§ **TESTO MOSTRATO**

Skip to content

Itinerario Etno-antropologico

Il percorso è stato ideato percorribile in “bicicletta” in quanto questa modalità offre la giusta modalità per una piacevole gita nelle campagne e colline a nord-ovest di Canicattì.
L’intero percorso è lungo circa 8 km, di cui 7 fuori città, con qualche dislivello non particolarmente impegnativo.
Rimarchiamo soprattutto di dedicare la necessaria attenzione al sito di Vito Soldano (punto B) e alla Masseria di Contrada Cazzola, anche se abbandonata offre la suggestione del passato, rappresentando uno dei più bei borghi rurali siciliani.

A 6 km da Canicattì, tra la strada statale numero 122 che collega Agrigento con Caltanissetta e la Reggia trazzera Canicattì-Castrofilippo, si sviluppa per ben 40 ettari il sito di Vito Soldano, uno dei pochi centri romano bizantini individuati, ove sono affiorati nel tempo resti di città antiche e sono stati ritrovati reperti ed in particolare monete appartenenti a diversi periodi storici.

[Dati]
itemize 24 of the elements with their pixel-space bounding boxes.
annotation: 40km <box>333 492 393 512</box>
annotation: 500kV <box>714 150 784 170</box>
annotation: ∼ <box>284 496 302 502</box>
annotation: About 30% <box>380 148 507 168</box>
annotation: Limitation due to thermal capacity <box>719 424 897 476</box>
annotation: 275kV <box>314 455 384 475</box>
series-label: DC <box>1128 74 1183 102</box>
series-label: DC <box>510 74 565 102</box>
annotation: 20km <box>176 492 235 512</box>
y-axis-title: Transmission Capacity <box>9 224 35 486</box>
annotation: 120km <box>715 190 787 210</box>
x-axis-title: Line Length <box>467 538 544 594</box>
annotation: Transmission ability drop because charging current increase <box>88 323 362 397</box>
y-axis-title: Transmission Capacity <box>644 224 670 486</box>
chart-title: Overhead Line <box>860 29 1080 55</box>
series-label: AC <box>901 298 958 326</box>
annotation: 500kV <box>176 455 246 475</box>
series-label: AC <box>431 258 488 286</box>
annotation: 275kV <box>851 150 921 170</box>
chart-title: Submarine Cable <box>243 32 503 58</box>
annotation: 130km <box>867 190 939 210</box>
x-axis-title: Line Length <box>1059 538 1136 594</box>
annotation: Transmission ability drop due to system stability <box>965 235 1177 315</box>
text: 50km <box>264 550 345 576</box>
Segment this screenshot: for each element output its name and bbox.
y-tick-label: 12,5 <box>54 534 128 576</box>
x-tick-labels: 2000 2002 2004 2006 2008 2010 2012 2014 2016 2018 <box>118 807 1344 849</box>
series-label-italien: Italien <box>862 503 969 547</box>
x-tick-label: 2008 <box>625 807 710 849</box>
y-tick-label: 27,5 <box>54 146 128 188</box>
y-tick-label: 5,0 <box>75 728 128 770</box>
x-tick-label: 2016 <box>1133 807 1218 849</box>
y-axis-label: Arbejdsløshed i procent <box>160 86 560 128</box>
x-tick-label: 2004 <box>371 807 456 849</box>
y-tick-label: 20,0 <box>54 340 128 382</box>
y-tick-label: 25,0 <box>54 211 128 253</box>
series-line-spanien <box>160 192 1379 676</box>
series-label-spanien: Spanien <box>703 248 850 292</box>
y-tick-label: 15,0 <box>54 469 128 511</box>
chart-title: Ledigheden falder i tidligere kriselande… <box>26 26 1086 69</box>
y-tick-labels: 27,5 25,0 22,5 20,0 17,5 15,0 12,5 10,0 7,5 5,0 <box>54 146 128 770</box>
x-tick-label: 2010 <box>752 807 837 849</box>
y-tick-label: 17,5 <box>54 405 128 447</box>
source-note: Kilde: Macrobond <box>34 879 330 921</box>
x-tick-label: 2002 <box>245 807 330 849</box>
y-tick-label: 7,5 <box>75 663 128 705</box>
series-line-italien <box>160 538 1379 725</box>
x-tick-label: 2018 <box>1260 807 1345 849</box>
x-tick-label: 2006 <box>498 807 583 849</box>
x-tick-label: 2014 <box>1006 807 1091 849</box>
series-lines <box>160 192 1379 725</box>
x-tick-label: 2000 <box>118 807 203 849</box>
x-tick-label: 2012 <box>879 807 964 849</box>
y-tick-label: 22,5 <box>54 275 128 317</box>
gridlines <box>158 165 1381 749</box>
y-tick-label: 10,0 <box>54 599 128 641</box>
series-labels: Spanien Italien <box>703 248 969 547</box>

§ **COMPITI ED ESERCIZI**
A) Riassumi in due frasi il testo sull'itinerario etno-antropologico.
B) Prosegui il testo sull'itinerario etno-antropologico partendo dopo l'ultima frase riportata.

§ **RISULTATI IN ORDINE**
A) L'itinerario etno-antropologico è pensato per la bicicletta, attraversa le campagne e le colline a nord-ovest di Canicattì ed è lungo circa 8 km, di cui 7 fuori città, con dislivelli poco impegnativi. Merita attenzione soprattutto il sito di Vito Soldano: a 6 km da Canicattì si estende per 40 ettari, è uno dei pochi centri romano-bizantini individuati e vi sono emersi resti di città antiche e monete di diversi periodi storici.

B)
Tutto ciò nell’immaginario collettivo canicattinese ha sviluppato numerose leggende legate alla presenza di un tesoro sotterraneo la cui scoperta dovrebbe portare al riscatto dell’intera Sicilia. Molte di queste legende sono altresì collegate alla saga di Carlo Magno e dei suoi paladini, così come è avvenuto, con analogie a volte davvero sorprendenti, anche in altri comuni del territorio nazionale.
L’interesse naturalistico della zona deriva dalla particolare collocazione geografica. La zona delimitata idealmente dal castello di Naro, dal Monte Castelluccio, da Recalmuto, dalla Serra Puleri e da Monte Bardaro, sulla direttrice per Caltanissetta, era da tutti considerata fonte di benessere per la fertilità e per la ricchezza di acque. Il fiume Naro, le sorgenti Giarra, Balata dei russi, Gulfi di Trabia, Calice di San Francesco, Granci e le acque piovane di Grotticelle, Aquilata, Andolina e Cazzola.
Le vicende legate al sito di Vito Soldano ed il suo stesso nome sono stati oggetto in passato e lo sono ancora oggi, di accese discussioni tra gli storici e gli archeologi. Al di là dell’attribuzione di un nome certo, è da ritenere che in località Vito Soldano sia esistito un insediamento greco. Che tuttavia avrebbe avuto maggiore sviluppo nel periodo romano bizantino, come confermato dagli scavi archeologici.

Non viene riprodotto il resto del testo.